Request: Identify all lines below that hold "Springer" and collect them.

━━━━━━

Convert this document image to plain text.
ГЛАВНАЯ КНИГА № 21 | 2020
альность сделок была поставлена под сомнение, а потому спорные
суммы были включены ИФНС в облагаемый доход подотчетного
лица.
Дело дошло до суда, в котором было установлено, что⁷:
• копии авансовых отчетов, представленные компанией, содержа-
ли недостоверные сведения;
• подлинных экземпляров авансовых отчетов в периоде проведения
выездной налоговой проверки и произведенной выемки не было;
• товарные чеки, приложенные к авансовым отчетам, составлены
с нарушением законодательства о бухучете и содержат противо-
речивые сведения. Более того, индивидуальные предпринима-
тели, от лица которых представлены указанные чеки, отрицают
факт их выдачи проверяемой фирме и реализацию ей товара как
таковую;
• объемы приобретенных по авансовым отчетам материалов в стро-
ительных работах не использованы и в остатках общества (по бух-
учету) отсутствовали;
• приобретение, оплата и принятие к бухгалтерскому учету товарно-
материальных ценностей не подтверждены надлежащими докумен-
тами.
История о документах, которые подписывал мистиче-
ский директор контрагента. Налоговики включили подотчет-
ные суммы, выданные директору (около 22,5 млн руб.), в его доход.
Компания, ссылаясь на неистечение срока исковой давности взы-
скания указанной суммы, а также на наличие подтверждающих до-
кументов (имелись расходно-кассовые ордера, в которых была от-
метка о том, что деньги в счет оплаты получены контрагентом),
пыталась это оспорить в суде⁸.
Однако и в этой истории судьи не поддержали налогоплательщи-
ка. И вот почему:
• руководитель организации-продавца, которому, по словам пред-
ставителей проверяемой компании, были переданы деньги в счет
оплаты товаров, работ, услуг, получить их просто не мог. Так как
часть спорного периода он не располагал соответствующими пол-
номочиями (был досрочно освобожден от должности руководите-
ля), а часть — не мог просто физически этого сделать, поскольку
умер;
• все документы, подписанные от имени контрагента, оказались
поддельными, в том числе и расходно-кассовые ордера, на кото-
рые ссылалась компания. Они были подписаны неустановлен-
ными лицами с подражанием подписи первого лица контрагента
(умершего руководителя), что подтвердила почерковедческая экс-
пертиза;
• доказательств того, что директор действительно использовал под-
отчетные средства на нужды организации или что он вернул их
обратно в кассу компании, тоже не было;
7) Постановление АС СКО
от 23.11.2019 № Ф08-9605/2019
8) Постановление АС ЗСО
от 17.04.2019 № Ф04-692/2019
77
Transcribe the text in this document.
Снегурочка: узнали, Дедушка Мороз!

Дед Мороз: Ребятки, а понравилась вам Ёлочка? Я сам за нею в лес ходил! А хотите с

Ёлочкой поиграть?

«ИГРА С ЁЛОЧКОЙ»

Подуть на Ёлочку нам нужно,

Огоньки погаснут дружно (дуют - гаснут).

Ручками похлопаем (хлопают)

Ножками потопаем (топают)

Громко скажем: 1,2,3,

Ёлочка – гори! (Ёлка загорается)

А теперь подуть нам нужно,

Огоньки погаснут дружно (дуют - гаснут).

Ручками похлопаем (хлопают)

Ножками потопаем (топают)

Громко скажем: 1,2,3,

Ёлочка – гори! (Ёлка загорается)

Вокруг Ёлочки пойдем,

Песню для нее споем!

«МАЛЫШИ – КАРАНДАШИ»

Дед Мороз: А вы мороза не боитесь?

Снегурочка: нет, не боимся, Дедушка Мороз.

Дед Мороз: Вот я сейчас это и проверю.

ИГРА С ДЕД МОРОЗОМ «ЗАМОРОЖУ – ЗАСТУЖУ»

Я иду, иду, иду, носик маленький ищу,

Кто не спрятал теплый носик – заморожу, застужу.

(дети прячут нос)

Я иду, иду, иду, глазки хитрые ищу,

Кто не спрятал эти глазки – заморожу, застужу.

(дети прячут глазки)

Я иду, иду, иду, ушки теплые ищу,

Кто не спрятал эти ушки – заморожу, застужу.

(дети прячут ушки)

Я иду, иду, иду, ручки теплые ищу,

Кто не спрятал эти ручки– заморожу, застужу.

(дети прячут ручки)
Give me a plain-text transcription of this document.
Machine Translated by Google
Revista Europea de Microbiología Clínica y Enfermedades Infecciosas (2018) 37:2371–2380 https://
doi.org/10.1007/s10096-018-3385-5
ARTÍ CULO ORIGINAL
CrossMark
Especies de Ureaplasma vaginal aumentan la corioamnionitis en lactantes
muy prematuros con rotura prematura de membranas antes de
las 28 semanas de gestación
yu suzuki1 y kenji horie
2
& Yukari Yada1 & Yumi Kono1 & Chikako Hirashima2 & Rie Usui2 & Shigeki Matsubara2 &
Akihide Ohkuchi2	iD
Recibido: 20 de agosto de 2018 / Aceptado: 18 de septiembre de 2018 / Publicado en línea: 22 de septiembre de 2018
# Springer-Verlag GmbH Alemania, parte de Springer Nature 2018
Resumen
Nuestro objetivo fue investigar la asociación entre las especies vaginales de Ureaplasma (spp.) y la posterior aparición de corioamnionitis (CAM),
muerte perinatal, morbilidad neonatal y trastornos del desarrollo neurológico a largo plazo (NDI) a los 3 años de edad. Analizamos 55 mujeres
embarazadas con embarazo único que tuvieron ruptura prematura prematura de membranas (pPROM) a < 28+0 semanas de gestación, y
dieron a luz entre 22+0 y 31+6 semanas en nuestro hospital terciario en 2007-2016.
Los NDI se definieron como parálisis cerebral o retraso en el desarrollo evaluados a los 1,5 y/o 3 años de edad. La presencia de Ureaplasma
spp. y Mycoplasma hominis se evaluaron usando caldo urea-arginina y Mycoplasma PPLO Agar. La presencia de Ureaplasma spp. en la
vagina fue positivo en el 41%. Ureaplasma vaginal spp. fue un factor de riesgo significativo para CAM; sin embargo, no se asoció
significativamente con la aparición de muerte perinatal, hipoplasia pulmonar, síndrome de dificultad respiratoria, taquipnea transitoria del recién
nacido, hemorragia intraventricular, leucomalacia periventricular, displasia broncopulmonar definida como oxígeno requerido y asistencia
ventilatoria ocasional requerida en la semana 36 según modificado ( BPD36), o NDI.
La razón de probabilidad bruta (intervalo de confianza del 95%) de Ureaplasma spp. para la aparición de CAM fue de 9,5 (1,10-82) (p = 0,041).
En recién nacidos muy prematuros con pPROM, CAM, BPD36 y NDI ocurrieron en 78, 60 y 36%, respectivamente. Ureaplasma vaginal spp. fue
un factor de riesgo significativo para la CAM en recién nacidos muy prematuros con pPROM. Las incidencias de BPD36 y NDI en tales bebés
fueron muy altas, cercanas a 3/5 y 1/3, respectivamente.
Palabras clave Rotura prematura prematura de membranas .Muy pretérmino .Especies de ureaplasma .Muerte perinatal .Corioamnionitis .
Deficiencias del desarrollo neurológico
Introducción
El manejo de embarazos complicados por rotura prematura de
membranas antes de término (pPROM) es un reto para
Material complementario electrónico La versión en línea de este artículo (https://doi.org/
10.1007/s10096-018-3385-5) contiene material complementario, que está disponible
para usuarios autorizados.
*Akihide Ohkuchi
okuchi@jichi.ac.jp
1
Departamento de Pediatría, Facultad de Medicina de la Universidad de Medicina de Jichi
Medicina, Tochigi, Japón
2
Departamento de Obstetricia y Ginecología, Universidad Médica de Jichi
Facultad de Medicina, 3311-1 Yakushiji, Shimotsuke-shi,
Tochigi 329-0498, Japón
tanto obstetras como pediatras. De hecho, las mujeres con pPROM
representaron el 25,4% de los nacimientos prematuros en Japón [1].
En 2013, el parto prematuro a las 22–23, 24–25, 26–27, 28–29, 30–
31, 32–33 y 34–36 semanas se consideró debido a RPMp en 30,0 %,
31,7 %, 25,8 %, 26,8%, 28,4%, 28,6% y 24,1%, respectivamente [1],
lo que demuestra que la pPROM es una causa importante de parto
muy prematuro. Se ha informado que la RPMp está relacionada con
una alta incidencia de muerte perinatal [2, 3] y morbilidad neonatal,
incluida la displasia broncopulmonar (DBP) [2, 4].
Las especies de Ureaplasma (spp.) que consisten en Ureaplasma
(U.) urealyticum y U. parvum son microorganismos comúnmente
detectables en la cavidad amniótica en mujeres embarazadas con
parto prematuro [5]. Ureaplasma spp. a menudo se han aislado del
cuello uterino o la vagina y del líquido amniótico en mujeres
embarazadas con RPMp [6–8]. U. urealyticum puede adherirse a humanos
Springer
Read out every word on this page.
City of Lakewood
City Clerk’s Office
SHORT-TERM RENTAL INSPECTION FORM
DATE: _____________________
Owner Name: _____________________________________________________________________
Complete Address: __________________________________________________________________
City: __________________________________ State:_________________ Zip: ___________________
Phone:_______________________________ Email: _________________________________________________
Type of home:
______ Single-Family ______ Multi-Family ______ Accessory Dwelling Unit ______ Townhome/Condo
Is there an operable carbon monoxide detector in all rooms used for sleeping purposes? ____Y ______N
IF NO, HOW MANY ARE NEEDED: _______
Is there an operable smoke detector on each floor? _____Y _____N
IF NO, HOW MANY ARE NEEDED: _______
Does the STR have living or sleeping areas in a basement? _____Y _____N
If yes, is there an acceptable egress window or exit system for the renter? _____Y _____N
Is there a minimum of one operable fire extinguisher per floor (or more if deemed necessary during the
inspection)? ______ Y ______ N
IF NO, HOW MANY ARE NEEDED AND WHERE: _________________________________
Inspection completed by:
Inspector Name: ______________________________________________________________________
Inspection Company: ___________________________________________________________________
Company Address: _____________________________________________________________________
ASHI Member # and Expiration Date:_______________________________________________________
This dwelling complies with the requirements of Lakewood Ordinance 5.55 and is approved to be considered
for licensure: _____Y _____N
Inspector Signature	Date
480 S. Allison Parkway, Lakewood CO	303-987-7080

━━━━━━

Complete response:
# Springer-Verlag GmbH Alemania, parte de Springer Nature 2018
Springer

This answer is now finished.